[Start]
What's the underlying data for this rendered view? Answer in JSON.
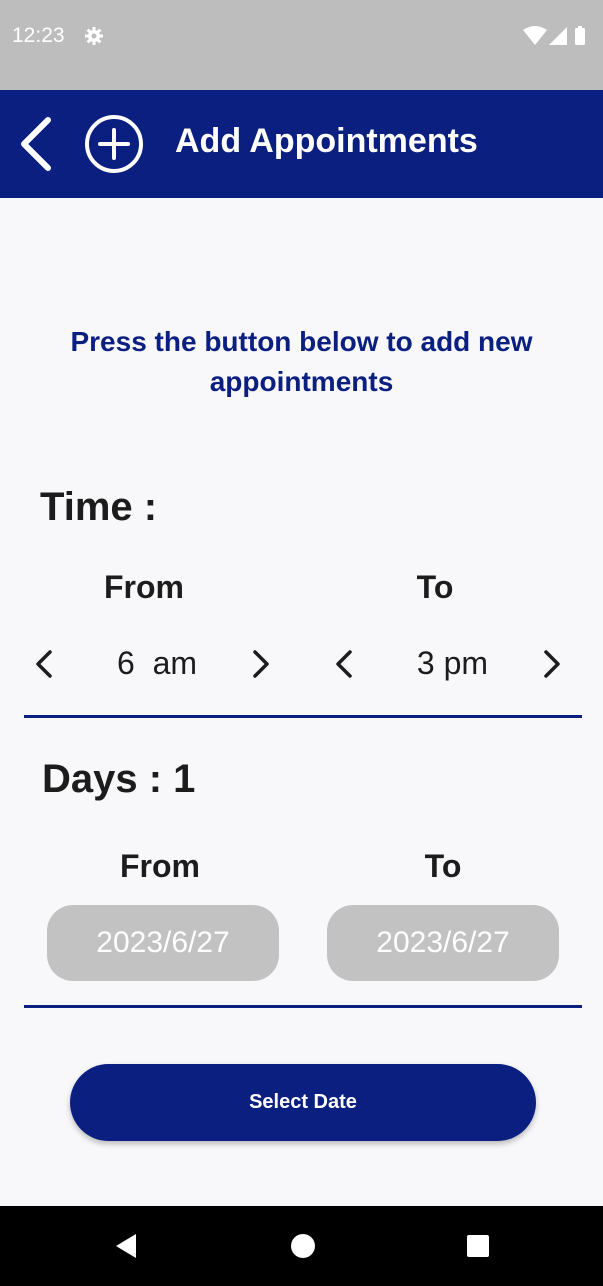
{
  "status_bar": {
    "time": "12:23",
    "icons": [
      "settings-icon",
      "wifi-icon",
      "signal-icon",
      "battery-icon"
    ]
  },
  "app_bar": {
    "title": "Add Appointments",
    "color": "#0a1f80"
  },
  "instructions": "Press the button below to add new appointments",
  "time_section": {
    "title": "Time :",
    "from_label": "From",
    "to_label": "To",
    "from_value": "6  am",
    "to_value": "3 pm"
  },
  "days_section": {
    "title": "Days : 1",
    "from_label": "From",
    "to_label": "To",
    "from_date": "2023/6/27",
    "to_date": "2023/6/27"
  },
  "select_date_button": "Select Date",
  "nav_bar": {
    "icons": [
      "back-triangle-icon",
      "home-circle-icon",
      "recents-square-icon"
    ]
  },
  "colors": {
    "primary": "#0a1f80",
    "status_bar": "#bdbdbd",
    "date_field": "#c2c2c2",
    "background": "#f8f8fa"
  }
}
[End]
▶ [Aim]:
Exclude the pictures. Write out the remaining data exactly.

▶ [Result of the exercise]:
What's the underlying data for this rendered view? Answer in JSON.
{
  "status_bar": {
    "time": "12:23",
    "icons": [
      "settings-icon",
      "wifi-icon",
      "signal-icon",
      "battery-icon"
    ]
  },
  "app_bar": {
    "title": "Add Appointments",
    "color": "#0a1f80"
  },
  "instructions": "Press the button below to add new appointments",
  "time_section": {
    "title": "Time :",
    "from_label": "From",
    "to_label": "To",
    "from_value": "6  am",
    "to_value": "3 pm"
  },
  "days_section": {
    "title": "Days : 1",
    "from_label": "From",
    "to_label": "To",
    "from_date": "2023/6/27",
    "to_date": "2023/6/27"
  },
  "select_date_button": "Select Date",
  "nav_bar": {
    "icons": [
      "back-triangle-icon",
      "home-circle-icon",
      "recents-square-icon"
    ]
  },
  "colors": {
    "primary": "#0a1f80",
    "status_bar": "#bdbdbd",
    "date_field": "#c2c2c2",
    "background": "#f8f8fa"
  }
}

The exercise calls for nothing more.